Transcription dataset entries
>>>>>

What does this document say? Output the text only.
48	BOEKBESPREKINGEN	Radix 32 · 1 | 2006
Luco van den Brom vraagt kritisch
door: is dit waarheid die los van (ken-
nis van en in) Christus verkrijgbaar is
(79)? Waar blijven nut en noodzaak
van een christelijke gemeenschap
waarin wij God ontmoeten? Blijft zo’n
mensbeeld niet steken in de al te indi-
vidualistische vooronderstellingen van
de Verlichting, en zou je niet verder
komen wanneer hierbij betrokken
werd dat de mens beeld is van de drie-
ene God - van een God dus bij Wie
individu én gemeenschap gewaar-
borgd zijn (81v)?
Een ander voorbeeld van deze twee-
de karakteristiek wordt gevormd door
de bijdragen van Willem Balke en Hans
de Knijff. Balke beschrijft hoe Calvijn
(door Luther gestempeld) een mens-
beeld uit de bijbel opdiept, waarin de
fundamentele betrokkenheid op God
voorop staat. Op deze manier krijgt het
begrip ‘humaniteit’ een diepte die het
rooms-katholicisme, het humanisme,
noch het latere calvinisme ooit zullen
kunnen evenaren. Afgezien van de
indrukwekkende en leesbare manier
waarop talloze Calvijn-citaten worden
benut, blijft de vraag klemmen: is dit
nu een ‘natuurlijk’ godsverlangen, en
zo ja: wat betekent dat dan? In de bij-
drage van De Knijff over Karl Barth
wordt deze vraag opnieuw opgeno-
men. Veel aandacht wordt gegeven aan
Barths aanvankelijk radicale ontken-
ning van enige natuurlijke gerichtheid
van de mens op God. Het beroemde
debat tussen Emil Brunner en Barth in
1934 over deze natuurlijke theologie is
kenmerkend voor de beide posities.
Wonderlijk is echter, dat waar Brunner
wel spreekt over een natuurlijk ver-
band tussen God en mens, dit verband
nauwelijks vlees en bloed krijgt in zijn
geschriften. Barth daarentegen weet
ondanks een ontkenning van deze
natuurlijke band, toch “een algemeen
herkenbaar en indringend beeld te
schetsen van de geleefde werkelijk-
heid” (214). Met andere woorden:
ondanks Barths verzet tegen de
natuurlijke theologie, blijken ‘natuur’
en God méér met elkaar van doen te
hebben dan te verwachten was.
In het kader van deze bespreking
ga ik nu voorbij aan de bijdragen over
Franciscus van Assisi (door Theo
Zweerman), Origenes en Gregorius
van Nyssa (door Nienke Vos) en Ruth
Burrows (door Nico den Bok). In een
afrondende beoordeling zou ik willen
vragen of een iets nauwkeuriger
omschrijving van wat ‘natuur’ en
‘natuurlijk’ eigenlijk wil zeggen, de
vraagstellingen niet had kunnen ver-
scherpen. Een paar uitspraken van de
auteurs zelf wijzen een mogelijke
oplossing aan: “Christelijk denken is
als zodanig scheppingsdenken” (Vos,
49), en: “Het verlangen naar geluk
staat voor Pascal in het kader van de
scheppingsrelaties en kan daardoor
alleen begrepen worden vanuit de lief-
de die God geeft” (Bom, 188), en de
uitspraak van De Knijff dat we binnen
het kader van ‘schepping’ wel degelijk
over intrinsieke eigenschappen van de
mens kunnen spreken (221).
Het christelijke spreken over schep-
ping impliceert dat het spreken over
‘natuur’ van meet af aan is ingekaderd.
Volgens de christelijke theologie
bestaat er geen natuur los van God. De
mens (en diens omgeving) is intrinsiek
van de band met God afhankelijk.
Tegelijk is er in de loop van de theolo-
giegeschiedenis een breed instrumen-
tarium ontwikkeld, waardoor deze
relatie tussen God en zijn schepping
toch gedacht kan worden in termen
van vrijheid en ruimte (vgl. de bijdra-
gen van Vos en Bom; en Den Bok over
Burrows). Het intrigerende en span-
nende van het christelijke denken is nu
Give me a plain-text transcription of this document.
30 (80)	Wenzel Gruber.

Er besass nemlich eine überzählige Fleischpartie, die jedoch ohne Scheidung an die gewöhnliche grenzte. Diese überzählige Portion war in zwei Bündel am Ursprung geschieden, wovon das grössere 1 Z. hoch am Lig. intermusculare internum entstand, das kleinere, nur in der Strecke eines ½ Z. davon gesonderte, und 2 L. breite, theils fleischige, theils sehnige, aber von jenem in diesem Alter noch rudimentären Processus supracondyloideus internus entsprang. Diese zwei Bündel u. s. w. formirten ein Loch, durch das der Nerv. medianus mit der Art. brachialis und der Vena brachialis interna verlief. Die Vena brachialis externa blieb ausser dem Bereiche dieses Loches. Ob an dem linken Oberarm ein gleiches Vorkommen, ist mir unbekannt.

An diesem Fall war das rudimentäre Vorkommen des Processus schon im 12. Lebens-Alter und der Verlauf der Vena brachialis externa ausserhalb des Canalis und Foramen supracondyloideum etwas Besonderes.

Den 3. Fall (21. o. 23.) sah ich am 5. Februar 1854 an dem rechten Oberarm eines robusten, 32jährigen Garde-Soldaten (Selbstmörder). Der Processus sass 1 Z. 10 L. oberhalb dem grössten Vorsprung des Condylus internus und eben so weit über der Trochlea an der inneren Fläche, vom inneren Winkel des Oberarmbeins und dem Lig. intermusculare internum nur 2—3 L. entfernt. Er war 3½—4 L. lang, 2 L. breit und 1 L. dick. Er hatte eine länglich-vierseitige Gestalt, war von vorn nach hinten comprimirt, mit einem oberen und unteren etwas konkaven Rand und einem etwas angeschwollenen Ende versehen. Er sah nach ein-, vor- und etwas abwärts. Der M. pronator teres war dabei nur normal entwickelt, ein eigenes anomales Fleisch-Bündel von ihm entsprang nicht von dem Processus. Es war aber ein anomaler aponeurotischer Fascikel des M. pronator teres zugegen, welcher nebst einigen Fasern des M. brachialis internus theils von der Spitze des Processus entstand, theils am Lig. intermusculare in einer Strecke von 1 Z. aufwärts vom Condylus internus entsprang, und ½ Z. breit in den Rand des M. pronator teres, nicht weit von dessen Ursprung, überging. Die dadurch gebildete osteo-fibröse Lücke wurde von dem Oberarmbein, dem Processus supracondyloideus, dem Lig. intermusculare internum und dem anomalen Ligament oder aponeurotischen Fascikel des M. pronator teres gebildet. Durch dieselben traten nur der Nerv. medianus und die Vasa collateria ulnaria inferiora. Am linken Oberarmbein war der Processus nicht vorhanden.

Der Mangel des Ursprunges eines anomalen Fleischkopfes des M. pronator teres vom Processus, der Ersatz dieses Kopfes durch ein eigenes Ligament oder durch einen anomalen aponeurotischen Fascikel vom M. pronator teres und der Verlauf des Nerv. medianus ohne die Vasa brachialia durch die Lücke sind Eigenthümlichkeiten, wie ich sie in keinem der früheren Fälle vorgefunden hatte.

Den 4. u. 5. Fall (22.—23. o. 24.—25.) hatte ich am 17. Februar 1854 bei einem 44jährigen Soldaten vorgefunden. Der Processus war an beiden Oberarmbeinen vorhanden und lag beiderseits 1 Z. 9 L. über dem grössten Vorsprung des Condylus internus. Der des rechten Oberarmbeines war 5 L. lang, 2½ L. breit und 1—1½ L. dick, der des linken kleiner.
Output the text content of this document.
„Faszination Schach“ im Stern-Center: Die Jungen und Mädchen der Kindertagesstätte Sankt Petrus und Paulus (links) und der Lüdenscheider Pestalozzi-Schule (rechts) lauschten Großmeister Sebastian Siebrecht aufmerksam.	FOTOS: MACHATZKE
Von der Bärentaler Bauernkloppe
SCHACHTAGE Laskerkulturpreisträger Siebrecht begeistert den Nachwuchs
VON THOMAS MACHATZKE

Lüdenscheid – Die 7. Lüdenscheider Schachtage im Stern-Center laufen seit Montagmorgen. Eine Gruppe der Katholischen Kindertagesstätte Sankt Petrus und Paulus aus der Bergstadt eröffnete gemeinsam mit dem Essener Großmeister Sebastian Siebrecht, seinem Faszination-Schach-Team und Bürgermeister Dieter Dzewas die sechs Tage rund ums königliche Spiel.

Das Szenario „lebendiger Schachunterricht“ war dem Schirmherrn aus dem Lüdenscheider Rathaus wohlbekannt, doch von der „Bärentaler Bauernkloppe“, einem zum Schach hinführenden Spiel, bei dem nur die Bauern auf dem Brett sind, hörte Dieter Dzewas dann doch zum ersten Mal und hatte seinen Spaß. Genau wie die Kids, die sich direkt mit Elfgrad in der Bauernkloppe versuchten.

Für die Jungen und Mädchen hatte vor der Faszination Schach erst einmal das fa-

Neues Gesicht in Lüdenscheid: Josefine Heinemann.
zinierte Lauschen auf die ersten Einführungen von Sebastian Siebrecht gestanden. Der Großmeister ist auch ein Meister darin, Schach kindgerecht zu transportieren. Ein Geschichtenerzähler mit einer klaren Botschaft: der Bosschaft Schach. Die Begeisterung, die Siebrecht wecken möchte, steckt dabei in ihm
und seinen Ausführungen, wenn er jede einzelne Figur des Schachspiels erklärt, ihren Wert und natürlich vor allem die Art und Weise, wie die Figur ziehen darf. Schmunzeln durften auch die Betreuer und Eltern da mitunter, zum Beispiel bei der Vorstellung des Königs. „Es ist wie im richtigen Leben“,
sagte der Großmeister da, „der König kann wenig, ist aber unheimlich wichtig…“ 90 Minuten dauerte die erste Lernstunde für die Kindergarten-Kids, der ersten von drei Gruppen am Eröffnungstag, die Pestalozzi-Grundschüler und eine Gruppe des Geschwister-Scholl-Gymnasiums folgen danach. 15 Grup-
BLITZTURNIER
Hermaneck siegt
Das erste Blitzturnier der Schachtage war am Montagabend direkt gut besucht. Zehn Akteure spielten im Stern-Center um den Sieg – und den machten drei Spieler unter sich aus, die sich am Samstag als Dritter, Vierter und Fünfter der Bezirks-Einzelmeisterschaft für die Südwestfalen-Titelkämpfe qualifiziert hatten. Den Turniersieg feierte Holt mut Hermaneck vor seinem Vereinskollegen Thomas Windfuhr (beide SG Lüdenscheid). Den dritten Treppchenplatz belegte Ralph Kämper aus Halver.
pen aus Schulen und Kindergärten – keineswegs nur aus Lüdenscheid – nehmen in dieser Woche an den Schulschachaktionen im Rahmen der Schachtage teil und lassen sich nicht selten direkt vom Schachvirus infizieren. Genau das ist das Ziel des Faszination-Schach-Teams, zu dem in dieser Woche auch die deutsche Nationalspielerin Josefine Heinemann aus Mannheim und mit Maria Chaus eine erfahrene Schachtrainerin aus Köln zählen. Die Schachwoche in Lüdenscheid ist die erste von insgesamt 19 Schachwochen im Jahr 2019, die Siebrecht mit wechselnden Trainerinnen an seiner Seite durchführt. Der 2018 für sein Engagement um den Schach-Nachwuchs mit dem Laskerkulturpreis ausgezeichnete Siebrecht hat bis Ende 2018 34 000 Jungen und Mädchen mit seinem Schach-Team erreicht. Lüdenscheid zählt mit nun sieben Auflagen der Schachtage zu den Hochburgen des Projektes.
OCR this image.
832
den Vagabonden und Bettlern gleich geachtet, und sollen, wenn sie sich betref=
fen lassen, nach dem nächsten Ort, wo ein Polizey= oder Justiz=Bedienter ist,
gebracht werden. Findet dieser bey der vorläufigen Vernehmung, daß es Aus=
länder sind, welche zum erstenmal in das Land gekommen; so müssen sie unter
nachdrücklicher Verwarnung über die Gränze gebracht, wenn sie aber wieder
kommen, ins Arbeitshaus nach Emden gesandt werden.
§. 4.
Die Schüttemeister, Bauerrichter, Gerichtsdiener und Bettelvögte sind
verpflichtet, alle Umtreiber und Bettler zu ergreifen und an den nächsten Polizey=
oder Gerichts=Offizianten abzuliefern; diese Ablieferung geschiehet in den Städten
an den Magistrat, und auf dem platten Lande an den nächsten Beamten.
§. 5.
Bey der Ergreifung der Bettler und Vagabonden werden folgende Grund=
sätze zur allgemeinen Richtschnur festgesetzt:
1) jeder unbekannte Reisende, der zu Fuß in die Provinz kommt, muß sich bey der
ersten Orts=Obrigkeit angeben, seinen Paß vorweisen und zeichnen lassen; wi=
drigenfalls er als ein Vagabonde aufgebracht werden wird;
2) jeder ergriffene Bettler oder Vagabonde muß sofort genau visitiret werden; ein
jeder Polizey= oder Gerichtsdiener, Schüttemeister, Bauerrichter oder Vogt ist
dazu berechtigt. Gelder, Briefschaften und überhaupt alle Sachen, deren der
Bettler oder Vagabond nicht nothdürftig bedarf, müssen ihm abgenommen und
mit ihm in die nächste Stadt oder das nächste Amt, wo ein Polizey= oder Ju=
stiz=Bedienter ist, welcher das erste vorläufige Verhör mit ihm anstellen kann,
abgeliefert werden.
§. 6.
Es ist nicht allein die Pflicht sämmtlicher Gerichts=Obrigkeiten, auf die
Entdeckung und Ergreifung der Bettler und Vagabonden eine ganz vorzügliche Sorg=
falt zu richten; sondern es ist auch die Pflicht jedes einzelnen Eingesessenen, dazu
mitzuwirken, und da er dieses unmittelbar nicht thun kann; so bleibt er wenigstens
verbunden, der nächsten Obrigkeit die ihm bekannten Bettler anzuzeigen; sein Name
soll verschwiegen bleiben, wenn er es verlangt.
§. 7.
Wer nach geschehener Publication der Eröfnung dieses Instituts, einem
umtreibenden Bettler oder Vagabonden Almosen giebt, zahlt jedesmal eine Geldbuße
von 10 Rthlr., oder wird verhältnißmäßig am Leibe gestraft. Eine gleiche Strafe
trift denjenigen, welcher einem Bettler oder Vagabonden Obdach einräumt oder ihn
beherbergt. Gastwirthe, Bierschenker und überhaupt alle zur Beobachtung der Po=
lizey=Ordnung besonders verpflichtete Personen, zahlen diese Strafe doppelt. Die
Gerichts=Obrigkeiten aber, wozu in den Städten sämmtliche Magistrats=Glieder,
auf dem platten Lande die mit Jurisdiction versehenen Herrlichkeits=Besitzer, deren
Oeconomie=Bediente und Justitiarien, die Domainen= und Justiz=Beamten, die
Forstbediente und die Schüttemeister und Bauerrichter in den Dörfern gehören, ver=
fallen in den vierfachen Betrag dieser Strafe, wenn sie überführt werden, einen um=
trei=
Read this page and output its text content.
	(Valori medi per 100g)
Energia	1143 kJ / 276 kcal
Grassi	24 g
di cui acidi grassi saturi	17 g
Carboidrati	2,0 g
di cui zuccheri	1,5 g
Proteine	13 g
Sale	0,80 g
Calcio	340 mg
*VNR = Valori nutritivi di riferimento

<<<<<

- **PROBLEM STATEMENT**
Wherever the word "Mädchen" appears in the entries above, copy that whole line.

- **PROBLEM SOLUTION**
„Faszination Schach“ im Stern-Center: Die Jungen und Mädchen der Kindertagesstätte Sankt Petrus und Paulus (links) und der Lüdenscheider Pestalozzi-Schule (rechts) lauschten Großmeister Sebastian Siebrecht aufmerksam.	FOTOS: MACHATZKE
Für die Jungen und Mädchen hatte vor der Faszination Schach erst einmal das fa-
pen aus Schulen und Kindergärten – keineswegs nur aus Lüdenscheid – nehmen in dieser Woche an den Schulschachaktionen im Rahmen der Schachtage teil und lassen sich nicht selten direkt vom Schachvirus infizieren. Genau das ist das Ziel des Faszination-Schach-Teams, zu dem in dieser Woche auch die deutsche Nationalspielerin Josefine Heinemann aus Mannheim und mit Maria Chaus eine erfahrene Schachtrainerin aus Köln zählen. Die Schachwoche in Lüdenscheid ist die erste von insgesamt 19 Schachwochen im Jahr 2019, die Siebrecht mit wechselnden Trainerinnen an seiner Seite durchführt. Der 2018 für sein Engagement um den Schach-Nachwuchs mit dem Laskerkulturpreis ausgezeichnete Siebrecht hat bis Ende 2018 34 000 Jungen und Mädchen mit seinem Schach-Team erreicht. Lüdenscheid zählt mit nun sieben Auflagen der Schachtage zu den Hochburgen des Projektes.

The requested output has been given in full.